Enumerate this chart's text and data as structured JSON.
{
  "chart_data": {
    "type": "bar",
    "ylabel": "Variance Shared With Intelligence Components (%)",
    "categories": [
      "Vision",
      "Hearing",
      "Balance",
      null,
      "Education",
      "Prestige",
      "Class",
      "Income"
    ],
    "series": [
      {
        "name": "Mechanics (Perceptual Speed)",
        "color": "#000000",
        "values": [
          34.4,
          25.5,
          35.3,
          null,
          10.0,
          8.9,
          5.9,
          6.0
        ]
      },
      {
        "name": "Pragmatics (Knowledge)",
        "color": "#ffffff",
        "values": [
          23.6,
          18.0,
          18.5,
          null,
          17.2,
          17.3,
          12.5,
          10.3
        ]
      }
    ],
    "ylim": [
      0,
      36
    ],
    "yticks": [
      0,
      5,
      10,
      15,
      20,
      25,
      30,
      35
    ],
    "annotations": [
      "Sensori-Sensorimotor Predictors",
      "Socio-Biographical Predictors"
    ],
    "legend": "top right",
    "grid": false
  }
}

== == ==

WRITTEN EXERCISE: Filter the entries and copy out every line with the word "Predictors".

THE OUTPUT:
      "Sensori-Sensorimotor Predictors",
      "Socio-Biographical Predictors"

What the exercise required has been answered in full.